WRITTEN INSTRUCTION = Check every line of the entries that follow, and copy the ones containing "العلم".

(Stored data entries)
────────────────
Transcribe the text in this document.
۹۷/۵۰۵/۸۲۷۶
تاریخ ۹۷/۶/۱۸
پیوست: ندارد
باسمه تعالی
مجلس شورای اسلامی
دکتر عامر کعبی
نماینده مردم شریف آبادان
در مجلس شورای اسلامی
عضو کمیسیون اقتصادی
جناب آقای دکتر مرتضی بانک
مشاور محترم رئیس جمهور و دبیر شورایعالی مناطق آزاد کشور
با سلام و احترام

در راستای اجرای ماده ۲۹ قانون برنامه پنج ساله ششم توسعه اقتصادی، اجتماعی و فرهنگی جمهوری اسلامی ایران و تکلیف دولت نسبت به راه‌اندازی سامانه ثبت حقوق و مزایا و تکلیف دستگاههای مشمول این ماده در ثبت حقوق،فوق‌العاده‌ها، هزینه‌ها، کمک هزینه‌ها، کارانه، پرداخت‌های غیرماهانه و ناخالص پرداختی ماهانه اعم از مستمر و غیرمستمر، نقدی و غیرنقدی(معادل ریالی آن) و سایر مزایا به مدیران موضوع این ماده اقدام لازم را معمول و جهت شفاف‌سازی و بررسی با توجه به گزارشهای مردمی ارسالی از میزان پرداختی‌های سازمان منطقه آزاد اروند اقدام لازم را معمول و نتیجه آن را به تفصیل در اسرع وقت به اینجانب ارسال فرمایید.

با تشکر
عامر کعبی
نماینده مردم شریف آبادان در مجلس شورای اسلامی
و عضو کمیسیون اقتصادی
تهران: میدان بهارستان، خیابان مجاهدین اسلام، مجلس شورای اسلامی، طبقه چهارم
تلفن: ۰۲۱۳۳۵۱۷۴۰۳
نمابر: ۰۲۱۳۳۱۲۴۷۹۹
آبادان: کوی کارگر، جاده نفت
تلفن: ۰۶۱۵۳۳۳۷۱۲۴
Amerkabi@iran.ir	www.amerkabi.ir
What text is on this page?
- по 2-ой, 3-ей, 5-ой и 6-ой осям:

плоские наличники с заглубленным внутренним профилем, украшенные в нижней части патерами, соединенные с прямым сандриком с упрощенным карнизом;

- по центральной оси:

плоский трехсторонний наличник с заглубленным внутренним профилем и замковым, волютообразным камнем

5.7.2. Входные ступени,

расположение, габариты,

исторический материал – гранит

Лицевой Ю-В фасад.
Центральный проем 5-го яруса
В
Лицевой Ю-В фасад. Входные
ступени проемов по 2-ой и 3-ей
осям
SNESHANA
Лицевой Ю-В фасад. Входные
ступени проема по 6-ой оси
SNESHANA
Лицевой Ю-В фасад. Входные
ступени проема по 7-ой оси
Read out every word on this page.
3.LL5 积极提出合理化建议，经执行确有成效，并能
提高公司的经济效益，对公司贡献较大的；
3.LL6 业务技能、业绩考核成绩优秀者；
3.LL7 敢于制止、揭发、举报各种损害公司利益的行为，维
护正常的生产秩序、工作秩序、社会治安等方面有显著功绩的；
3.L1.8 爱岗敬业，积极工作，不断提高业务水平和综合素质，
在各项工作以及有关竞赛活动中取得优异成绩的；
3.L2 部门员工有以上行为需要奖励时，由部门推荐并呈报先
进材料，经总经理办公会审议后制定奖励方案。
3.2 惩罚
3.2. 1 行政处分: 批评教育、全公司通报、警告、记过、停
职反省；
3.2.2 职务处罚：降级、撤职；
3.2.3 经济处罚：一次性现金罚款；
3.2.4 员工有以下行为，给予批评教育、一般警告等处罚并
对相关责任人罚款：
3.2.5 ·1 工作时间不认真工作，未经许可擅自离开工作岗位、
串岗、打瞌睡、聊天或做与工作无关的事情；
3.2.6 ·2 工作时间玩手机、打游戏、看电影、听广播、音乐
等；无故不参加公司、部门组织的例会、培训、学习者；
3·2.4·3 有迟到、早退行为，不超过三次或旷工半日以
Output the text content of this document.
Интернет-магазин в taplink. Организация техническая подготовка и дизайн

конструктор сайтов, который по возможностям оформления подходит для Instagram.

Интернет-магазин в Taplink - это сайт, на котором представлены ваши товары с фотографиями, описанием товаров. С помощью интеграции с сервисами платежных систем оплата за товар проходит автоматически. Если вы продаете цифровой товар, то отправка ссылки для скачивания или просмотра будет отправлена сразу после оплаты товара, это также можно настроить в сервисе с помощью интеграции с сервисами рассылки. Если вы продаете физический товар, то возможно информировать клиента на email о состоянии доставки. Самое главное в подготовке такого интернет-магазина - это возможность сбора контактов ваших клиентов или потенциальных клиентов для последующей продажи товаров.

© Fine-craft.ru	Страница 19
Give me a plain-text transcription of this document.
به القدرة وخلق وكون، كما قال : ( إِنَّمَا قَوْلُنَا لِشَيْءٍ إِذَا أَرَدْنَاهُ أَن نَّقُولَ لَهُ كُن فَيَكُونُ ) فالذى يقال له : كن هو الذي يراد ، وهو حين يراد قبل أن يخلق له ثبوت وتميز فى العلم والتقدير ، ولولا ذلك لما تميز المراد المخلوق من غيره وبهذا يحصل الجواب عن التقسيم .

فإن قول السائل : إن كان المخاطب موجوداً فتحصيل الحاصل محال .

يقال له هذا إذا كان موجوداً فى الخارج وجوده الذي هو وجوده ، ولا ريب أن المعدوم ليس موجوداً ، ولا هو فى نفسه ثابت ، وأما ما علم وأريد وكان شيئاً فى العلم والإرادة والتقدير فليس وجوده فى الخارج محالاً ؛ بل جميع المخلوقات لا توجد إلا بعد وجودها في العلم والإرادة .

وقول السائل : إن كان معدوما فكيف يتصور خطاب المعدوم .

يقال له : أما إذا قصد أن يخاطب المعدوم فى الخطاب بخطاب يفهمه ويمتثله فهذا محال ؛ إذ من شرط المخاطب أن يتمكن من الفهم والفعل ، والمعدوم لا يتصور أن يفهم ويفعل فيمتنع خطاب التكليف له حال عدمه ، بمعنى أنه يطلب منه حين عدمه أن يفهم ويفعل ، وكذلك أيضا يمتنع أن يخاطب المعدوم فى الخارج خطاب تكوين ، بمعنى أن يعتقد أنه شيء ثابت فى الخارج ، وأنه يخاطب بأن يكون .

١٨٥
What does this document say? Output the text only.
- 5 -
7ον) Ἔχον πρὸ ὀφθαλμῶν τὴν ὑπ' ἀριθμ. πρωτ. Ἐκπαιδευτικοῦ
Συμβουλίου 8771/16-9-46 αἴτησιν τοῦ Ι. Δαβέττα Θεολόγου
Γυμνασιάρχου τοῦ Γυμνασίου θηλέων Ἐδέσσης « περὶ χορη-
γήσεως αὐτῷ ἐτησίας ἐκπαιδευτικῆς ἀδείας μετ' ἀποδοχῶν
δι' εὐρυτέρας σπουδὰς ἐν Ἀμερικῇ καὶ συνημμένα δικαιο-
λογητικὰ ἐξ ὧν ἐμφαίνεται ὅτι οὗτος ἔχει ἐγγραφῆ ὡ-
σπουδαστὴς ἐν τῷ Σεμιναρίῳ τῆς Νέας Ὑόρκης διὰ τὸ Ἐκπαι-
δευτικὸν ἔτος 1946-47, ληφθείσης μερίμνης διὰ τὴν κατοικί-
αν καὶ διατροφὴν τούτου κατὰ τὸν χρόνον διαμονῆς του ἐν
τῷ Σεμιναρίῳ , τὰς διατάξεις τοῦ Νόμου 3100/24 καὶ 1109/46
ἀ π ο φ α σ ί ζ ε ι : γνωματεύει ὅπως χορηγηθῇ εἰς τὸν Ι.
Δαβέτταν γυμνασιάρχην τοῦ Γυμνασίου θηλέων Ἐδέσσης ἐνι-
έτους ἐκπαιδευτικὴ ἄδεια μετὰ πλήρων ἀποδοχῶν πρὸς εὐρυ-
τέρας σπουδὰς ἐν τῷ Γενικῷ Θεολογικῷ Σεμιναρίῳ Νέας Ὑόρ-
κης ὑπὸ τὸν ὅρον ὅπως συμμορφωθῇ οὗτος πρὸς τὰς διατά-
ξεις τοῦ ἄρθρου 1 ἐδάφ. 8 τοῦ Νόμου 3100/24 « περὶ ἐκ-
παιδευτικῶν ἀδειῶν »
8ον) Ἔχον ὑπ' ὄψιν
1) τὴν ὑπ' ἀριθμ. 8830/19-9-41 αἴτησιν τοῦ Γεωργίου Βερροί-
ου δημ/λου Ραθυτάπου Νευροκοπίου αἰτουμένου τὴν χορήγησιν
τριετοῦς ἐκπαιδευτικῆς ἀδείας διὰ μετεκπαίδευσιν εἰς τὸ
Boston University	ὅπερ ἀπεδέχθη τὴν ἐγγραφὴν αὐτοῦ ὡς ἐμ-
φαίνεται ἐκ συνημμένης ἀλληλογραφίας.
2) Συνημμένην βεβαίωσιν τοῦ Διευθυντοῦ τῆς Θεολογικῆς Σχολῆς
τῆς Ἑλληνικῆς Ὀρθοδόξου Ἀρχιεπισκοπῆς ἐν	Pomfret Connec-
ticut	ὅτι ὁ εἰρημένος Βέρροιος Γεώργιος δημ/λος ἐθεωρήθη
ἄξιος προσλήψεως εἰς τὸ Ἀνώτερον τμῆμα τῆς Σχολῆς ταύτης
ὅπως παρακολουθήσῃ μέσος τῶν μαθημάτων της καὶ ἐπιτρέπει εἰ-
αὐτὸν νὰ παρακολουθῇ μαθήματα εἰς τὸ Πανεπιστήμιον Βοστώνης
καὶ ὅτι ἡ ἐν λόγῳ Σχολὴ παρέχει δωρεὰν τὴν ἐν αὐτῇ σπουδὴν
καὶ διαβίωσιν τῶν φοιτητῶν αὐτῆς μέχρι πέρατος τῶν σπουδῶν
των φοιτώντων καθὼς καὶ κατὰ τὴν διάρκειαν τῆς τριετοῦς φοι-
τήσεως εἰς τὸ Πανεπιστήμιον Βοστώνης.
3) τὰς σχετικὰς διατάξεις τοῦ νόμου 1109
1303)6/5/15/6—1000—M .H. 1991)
────────────────
FINISHED EXERCISE =
به القدرة وخلق وكون، كما قال : ( إِنَّمَا قَوْلُنَا لِشَيْءٍ إِذَا أَرَدْنَاهُ أَن نَّقُولَ لَهُ كُن فَيَكُونُ ) فالذى يقال له : كن هو الذي يراد ، وهو حين يراد قبل أن يخلق له ثبوت وتميز فى العلم والتقدير ، ولولا ذلك لما تميز المراد المخلوق من غيره وبهذا يحصل الجواب عن التقسيم .
يقال له هذا إذا كان موجوداً فى الخارج وجوده الذي هو وجوده ، ولا ريب أن المعدوم ليس موجوداً ، ولا هو فى نفسه ثابت ، وأما ما علم وأريد وكان شيئاً فى العلم والإرادة والتقدير فليس وجوده فى الخارج محالاً ؛ بل جميع المخلوقات لا توجد إلا بعد وجودها في العلم والإرادة .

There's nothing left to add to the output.